*** Extracted material ***

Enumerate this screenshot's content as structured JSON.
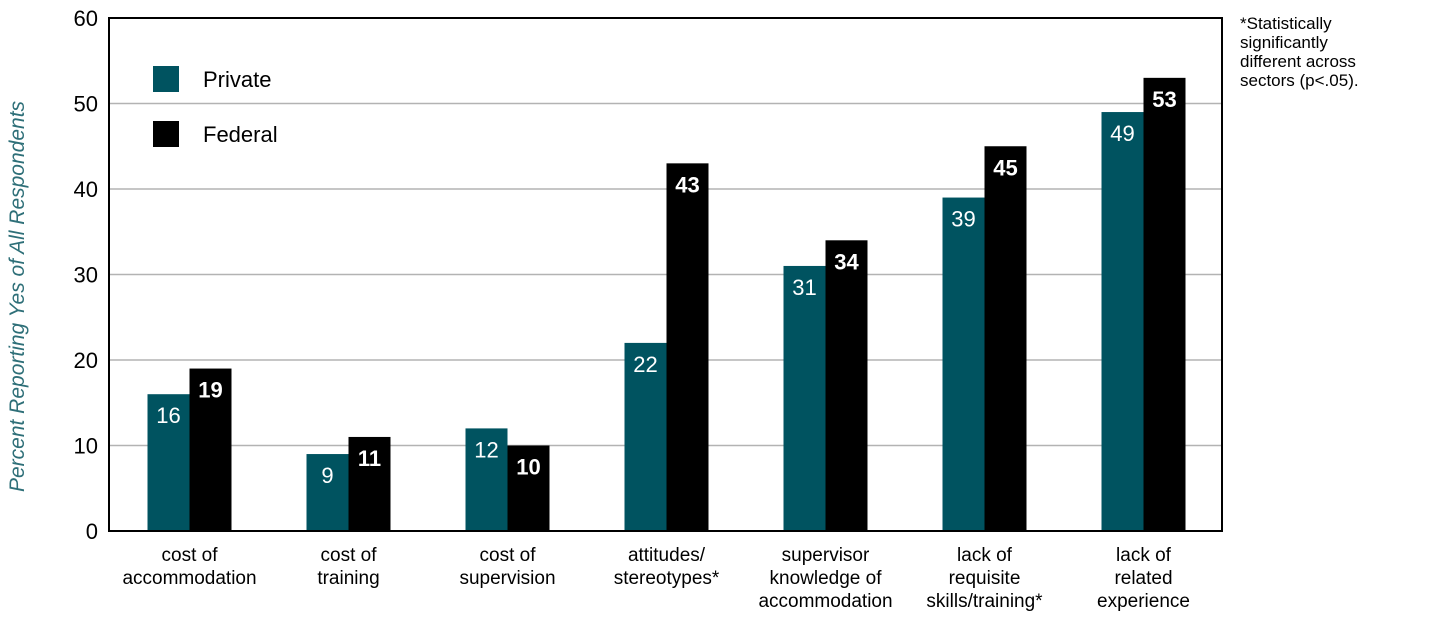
{
  "chart_data": {
    "type": "bar",
    "ylabel": "Percent Reporting Yes of All Respondents",
    "ylim": [
      0,
      60
    ],
    "yticks": [
      0,
      10,
      20,
      30,
      40,
      50,
      60
    ],
    "grid": true,
    "legend_placement": "top-left",
    "categories": [
      [
        "cost of",
        "accommodation"
      ],
      [
        "cost of",
        "training"
      ],
      [
        "cost of",
        "supervision"
      ],
      [
        "attitudes/",
        "stereotypes*"
      ],
      [
        "supervisor",
        "knowledge of",
        "accommodation"
      ],
      [
        "lack of",
        "requisite",
        "skills/training*"
      ],
      [
        "lack of",
        "related",
        "experience"
      ]
    ],
    "series": [
      {
        "name": "Private",
        "color": "#005360",
        "values": [
          16,
          9,
          12,
          22,
          31,
          39,
          49
        ]
      },
      {
        "name": "Federal",
        "color": "#000000",
        "values": [
          19,
          11,
          10,
          43,
          34,
          45,
          53
        ]
      }
    ]
  },
  "note": {
    "lines": [
      "*Statistically",
      "significantly",
      "different across",
      "sectors (p<.05)."
    ]
  },
  "colors": {
    "ylabel": "#2e6f78",
    "grid": "#b3b3b3",
    "axis": "#000000",
    "label_text": "#ffffff"
  }
}
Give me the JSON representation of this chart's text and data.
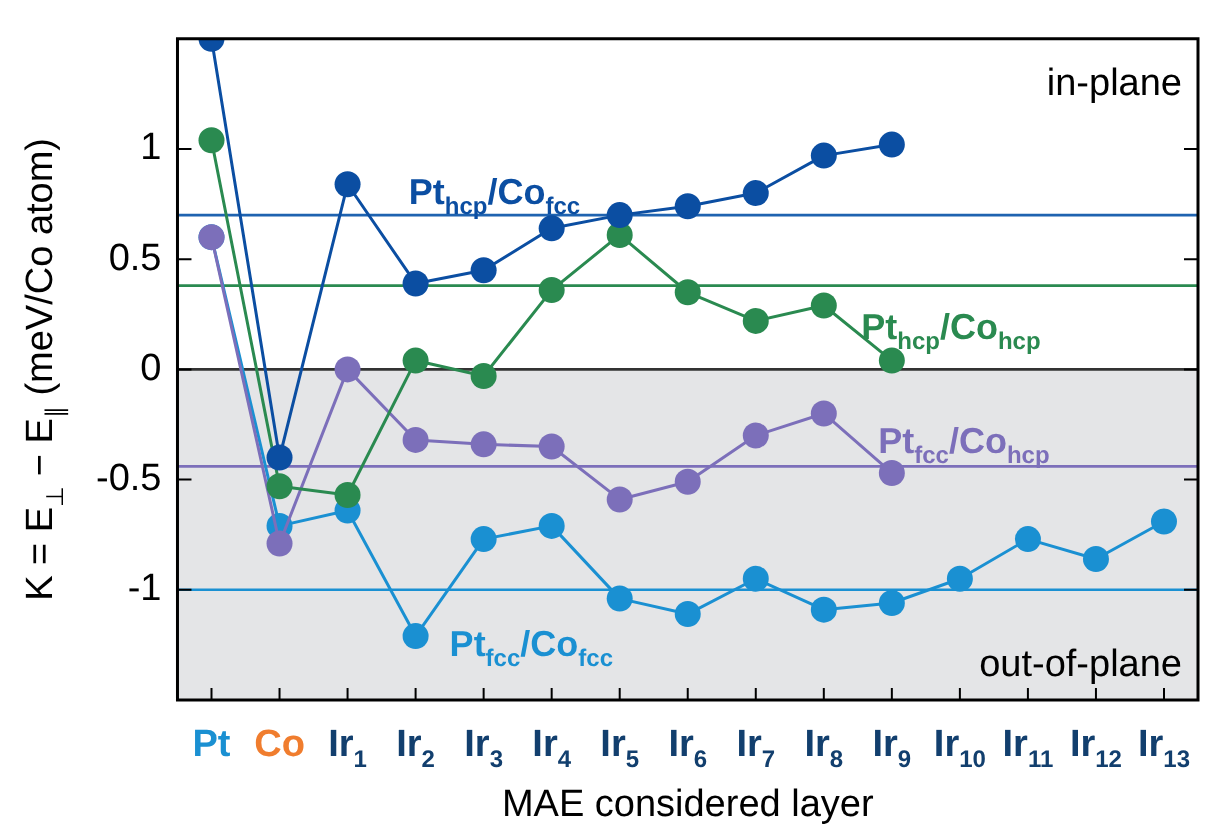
{
  "chart_data": {
    "type": "line",
    "xlabel": "MAE considered layer",
    "ylabel": "K = E$_{⊥}$ − E$_{∥}$ (meV/Co atom)",
    "categories": [
      "Pt",
      "Co",
      "Ir$_{1}$",
      "Ir$_{2}$",
      "Ir$_{3}$",
      "Ir$_{4}$",
      "Ir$_{5}$",
      "Ir$_{6}$",
      "Ir$_{7}$",
      "Ir$_{8}$",
      "Ir$_{9}$",
      "Ir$_{10}$",
      "Ir$_{11}$",
      "Ir$_{12}$",
      "Ir$_{13}$"
    ],
    "series": [
      {
        "name": "Pt$_{fcc}$/Co$_{fcc}$",
        "color": "#1a90d2",
        "values": [
          0.6,
          -0.71,
          -0.64,
          -1.21,
          -0.77,
          -0.71,
          -1.04,
          -1.11,
          -0.95,
          -1.09,
          -1.06,
          -0.95,
          -0.77,
          -0.86,
          -0.69
        ]
      },
      {
        "name": "Pt$_{fcc}$/Co$_{hcp}$",
        "color": "#7c6fba",
        "values": [
          0.6,
          -0.79,
          0.0,
          -0.32,
          -0.34,
          -0.35,
          -0.59,
          -0.51,
          -0.3,
          -0.2,
          -0.47,
          null,
          null,
          null,
          null
        ]
      },
      {
        "name": "Pt$_{hcp}$/Co$_{hcp}$",
        "color": "#2a8a50",
        "values": [
          1.04,
          -0.53,
          -0.57,
          0.04,
          -0.03,
          0.36,
          0.61,
          0.35,
          0.22,
          0.29,
          0.04,
          null,
          null,
          null,
          null
        ]
      },
      {
        "name": "Pt$_{hcp}$/Co$_{fcc}$",
        "color": "#0b4ea2",
        "values": [
          1.5,
          -0.4,
          0.84,
          0.39,
          0.45,
          0.64,
          0.7,
          0.74,
          0.8,
          0.97,
          1.02,
          null,
          null,
          null,
          null
        ]
      }
    ],
    "ylim": [
      -1.5,
      1.5
    ],
    "yticks": [
      -1,
      -0.5,
      0,
      0.5,
      1
    ],
    "ref_lines": [
      {
        "axis": "y",
        "value": 0.7,
        "color": "#1f63b0"
      },
      {
        "axis": "y",
        "value": 0.38,
        "color": "#2a8a50"
      },
      {
        "axis": "y",
        "value": -0.44,
        "color": "#7c6fba"
      },
      {
        "axis": "y",
        "value": -1.0,
        "color": "#1a90d2"
      },
      {
        "axis": "y",
        "value": 0,
        "color": "#333333"
      }
    ],
    "bands": [
      {
        "axis": "y",
        "from": -1.5,
        "to": 0,
        "color": "#e4e5e7"
      }
    ],
    "annotations": [
      "in-plane",
      "out-of-plane"
    ],
    "marker": "circle",
    "line_style": "solid",
    "grid": false,
    "legend": false
  }
}
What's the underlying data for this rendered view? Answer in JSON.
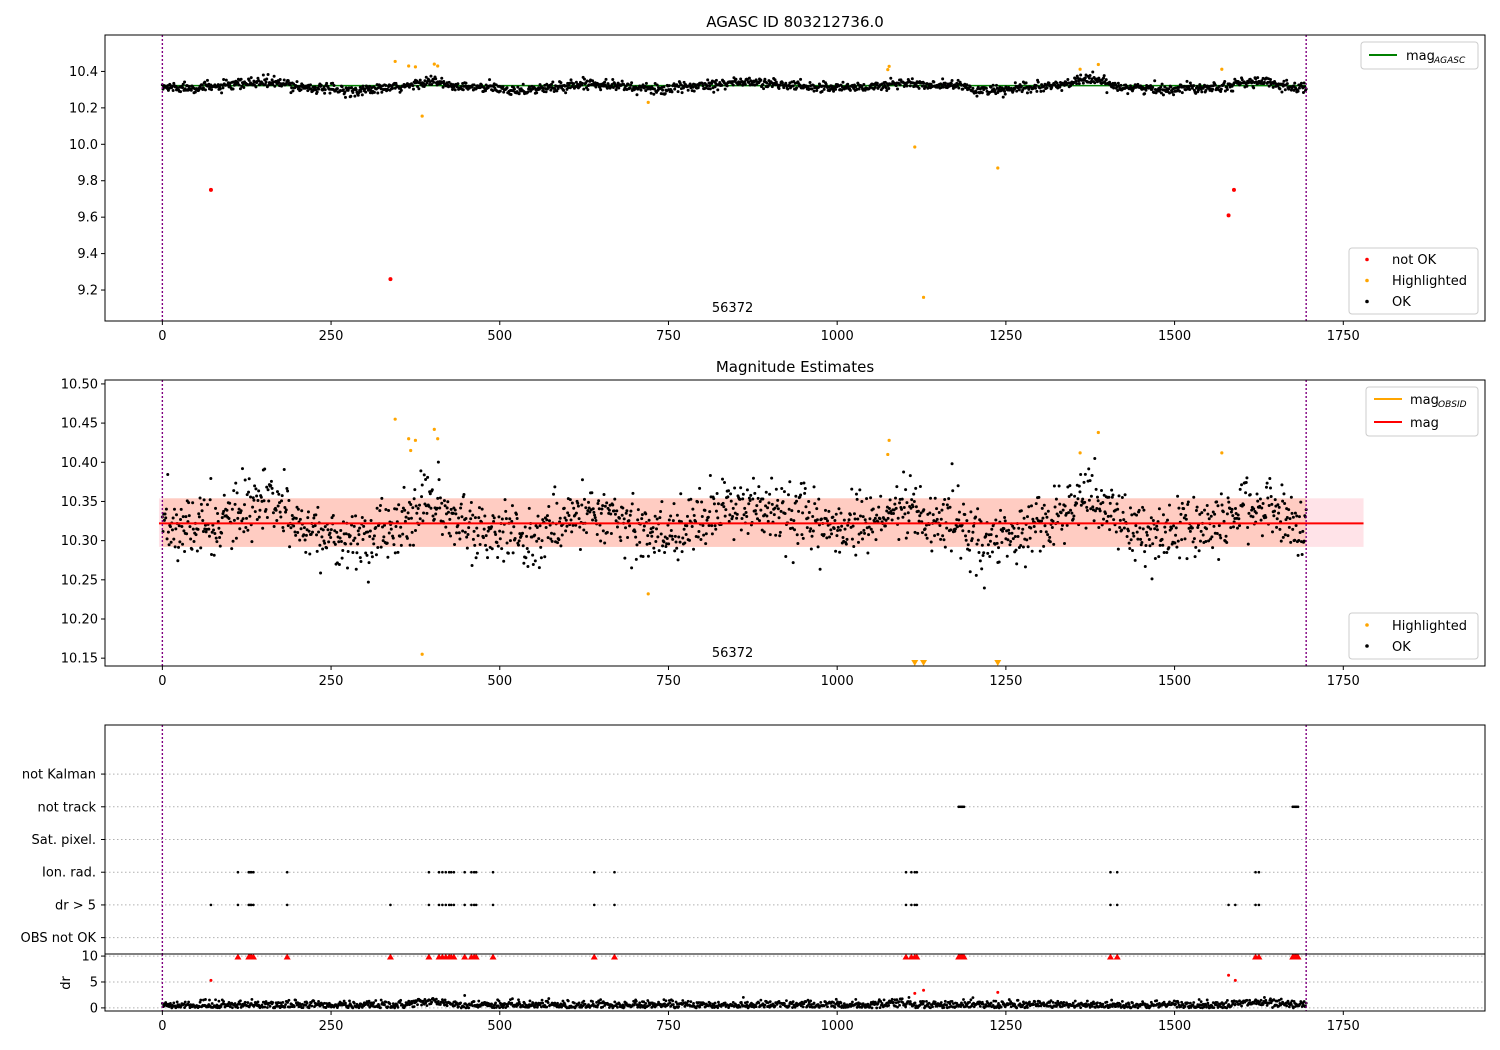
{
  "figure": {
    "colors": {
      "ok": "#000000",
      "not_ok": "#ff0000",
      "highlighted": "#ffa500",
      "agasc_line": "#008000",
      "mag_line": "#ff0000",
      "obsid_line": "#ffa500",
      "band_pink": "#ffc0cb",
      "band_orange": "#ffa07a",
      "interval": "#800080",
      "grid": "#b0b0b0"
    }
  },
  "chart_data": [
    {
      "id": "agasc",
      "type": "scatter",
      "title": "AGASC ID 803212736.0",
      "xlim": [
        -85,
        1960
      ],
      "ylim": [
        9.03,
        10.6
      ],
      "xticks": [
        0,
        250,
        500,
        750,
        1000,
        1250,
        1500,
        1750
      ],
      "yticks": [
        9.2,
        9.4,
        9.6,
        9.8,
        10.0,
        10.2,
        10.4
      ],
      "ytick_labels": [
        "9.2",
        "9.4",
        "9.6",
        "9.8",
        "10.0",
        "10.2",
        "10.4"
      ],
      "annotation": "56372",
      "annotation_x": 845,
      "interval": [
        0,
        1695
      ],
      "baseline": {
        "value": 10.322,
        "x": [
          0,
          1695
        ]
      },
      "legend_top": [
        {
          "label": "mag",
          "sub": "AGASC",
          "kind": "line",
          "color": "#008000"
        }
      ],
      "legend_bottom": [
        {
          "label": "not OK",
          "color": "#ff0000"
        },
        {
          "label": "Highlighted",
          "color": "#ffa500"
        },
        {
          "label": "OK",
          "color": "#000000"
        }
      ],
      "series": [
        {
          "name": "not OK",
          "color": "#ff0000",
          "points": [
            [
              72,
              9.75
            ],
            [
              338,
              9.26
            ],
            [
              1580,
              9.61
            ],
            [
              1588,
              9.75
            ]
          ]
        },
        {
          "name": "Highlighted",
          "color": "#ffa500",
          "points": [
            [
              345,
              10.455
            ],
            [
              365,
              10.43
            ],
            [
              375,
              10.425
            ],
            [
              385,
              10.155
            ],
            [
              403,
              10.44
            ],
            [
              408,
              10.43
            ],
            [
              720,
              10.23
            ],
            [
              1075,
              10.41
            ],
            [
              1077,
              10.428
            ],
            [
              1115,
              9.985
            ],
            [
              1128,
              9.16
            ],
            [
              1238,
              9.87
            ],
            [
              1360,
              10.412
            ],
            [
              1387,
              10.438
            ],
            [
              1570,
              10.412
            ]
          ]
        },
        {
          "name": "OK",
          "color": "#000000",
          "band": {
            "x": [
              0,
              1695
            ],
            "count": 1700
          }
        }
      ]
    },
    {
      "id": "estimates",
      "type": "scatter",
      "title": "Magnitude Estimates",
      "xlim": [
        -85,
        1960
      ],
      "ylim": [
        10.14,
        10.505
      ],
      "xticks": [
        0,
        250,
        500,
        750,
        1000,
        1250,
        1500,
        1750
      ],
      "yticks": [
        10.15,
        10.2,
        10.25,
        10.3,
        10.35,
        10.4,
        10.45,
        10.5
      ],
      "ytick_labels": [
        "10.15",
        "10.20",
        "10.25",
        "10.30",
        "10.35",
        "10.40",
        "10.45",
        "10.50"
      ],
      "annotation": "56372",
      "annotation_x": 845,
      "interval": [
        0,
        1695
      ],
      "mag_line": {
        "value": 10.322,
        "x": [
          -5,
          1780
        ]
      },
      "band_pink": {
        "y": [
          10.292,
          10.354
        ],
        "x": [
          -5,
          1780
        ]
      },
      "band_orange": {
        "y": [
          10.292,
          10.354
        ],
        "x": [
          0,
          1695
        ]
      },
      "legend_top": [
        {
          "label": "mag",
          "sub": "OBSID",
          "kind": "line",
          "color": "#ffa500"
        },
        {
          "label": "mag",
          "sub": "",
          "kind": "line",
          "color": "#ff0000"
        }
      ],
      "legend_bottom": [
        {
          "label": "Highlighted",
          "color": "#ffa500"
        },
        {
          "label": "OK",
          "color": "#000000"
        }
      ],
      "series": [
        {
          "name": "Highlighted",
          "color": "#ffa500",
          "points": [
            [
              345,
              10.455
            ],
            [
              365,
              10.43
            ],
            [
              368,
              10.415
            ],
            [
              375,
              10.428
            ],
            [
              385,
              10.155
            ],
            [
              403,
              10.442
            ],
            [
              408,
              10.43
            ],
            [
              720,
              10.232
            ],
            [
              1075,
              10.41
            ],
            [
              1077,
              10.428
            ],
            [
              1360,
              10.412
            ],
            [
              1387,
              10.438
            ],
            [
              1570,
              10.412
            ]
          ]
        },
        {
          "name": "Highlighted (below range)",
          "color": "#ffa500",
          "marker": "triangle-down",
          "points": [
            [
              1115,
              10.142
            ],
            [
              1128,
              10.142
            ],
            [
              1238,
              10.142
            ]
          ]
        },
        {
          "name": "OK",
          "color": "#000000",
          "band": {
            "x": [
              0,
              1695
            ],
            "count": 1700
          }
        }
      ]
    },
    {
      "id": "flags",
      "type": "scatter",
      "title": "",
      "xlim": [
        -85,
        1960
      ],
      "ylim": [
        -0.5,
        6.5
      ],
      "xticks": [],
      "categories": [
        "OBS not OK",
        "dr > 5",
        "Ion. rad.",
        "Sat. pixel.",
        "not track",
        "not Kalman"
      ],
      "interval": [
        0,
        1695
      ],
      "series": [
        {
          "name": "dr > 5",
          "color": "#000000",
          "x": [
            72,
            112,
            128,
            130,
            132,
            135,
            185,
            338,
            395,
            410,
            415,
            420,
            425,
            428,
            432,
            448,
            458,
            462,
            465,
            490,
            640,
            670,
            1102,
            1110,
            1115,
            1118,
            1405,
            1415,
            1580,
            1590,
            1620,
            1625
          ]
        },
        {
          "name": "Ion. rad.",
          "color": "#000000",
          "x": [
            112,
            128,
            130,
            132,
            135,
            185,
            395,
            410,
            415,
            420,
            425,
            428,
            432,
            448,
            458,
            462,
            465,
            490,
            640,
            670,
            1102,
            1110,
            1115,
            1118,
            1405,
            1415,
            1620,
            1625
          ]
        },
        {
          "name": "not track",
          "color": "#000000",
          "x": [
            1180,
            1182,
            1184,
            1186,
            1188,
            1675,
            1677,
            1679,
            1681,
            1683
          ]
        }
      ]
    },
    {
      "id": "dr",
      "type": "scatter",
      "title": "",
      "xlim": [
        -85,
        1960
      ],
      "ylim": [
        -0.6,
        10.4
      ],
      "xticks": [
        0,
        250,
        500,
        750,
        1000,
        1250,
        1500,
        1750
      ],
      "yticks": [
        0,
        5,
        10
      ],
      "ytick_labels": [
        "0",
        "5",
        "10"
      ],
      "ylabel": "dr",
      "interval": [
        0,
        1695
      ],
      "series": [
        {
          "name": "dr > 5 (clipped)",
          "color": "#ff0000",
          "marker": "triangle-up",
          "x": [
            112,
            128,
            130,
            132,
            135,
            185,
            338,
            395,
            410,
            415,
            420,
            425,
            428,
            432,
            448,
            458,
            462,
            465,
            490,
            640,
            670,
            1102,
            1110,
            1115,
            1118,
            1180,
            1182,
            1184,
            1186,
            1188,
            1405,
            1415,
            1620,
            1625,
            1675,
            1677,
            1679,
            1681,
            1683
          ]
        },
        {
          "name": "dr outliers",
          "color": "#ff0000",
          "points": [
            [
              72,
              5.3
            ],
            [
              1115,
              2.8
            ],
            [
              1128,
              3.4
            ],
            [
              1238,
              3.0
            ],
            [
              1580,
              6.3
            ],
            [
              1590,
              5.3
            ]
          ]
        },
        {
          "name": "OK",
          "color": "#000000",
          "band": {
            "x": [
              0,
              1695
            ],
            "count": 1700
          }
        },
        {
          "name": "OK scattered",
          "color": "#000000",
          "points": [
            [
              448,
              2.4
            ]
          ]
        }
      ]
    }
  ]
}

***

#### Exercise description
Locate each line containing the string "this" and show it.

#### Written solution
Enumerate this screenshot's content as structured JSON.
Give me the JSON representation of this chart's text and data.
What's the underlying data for this rendered view? Answer in JSON.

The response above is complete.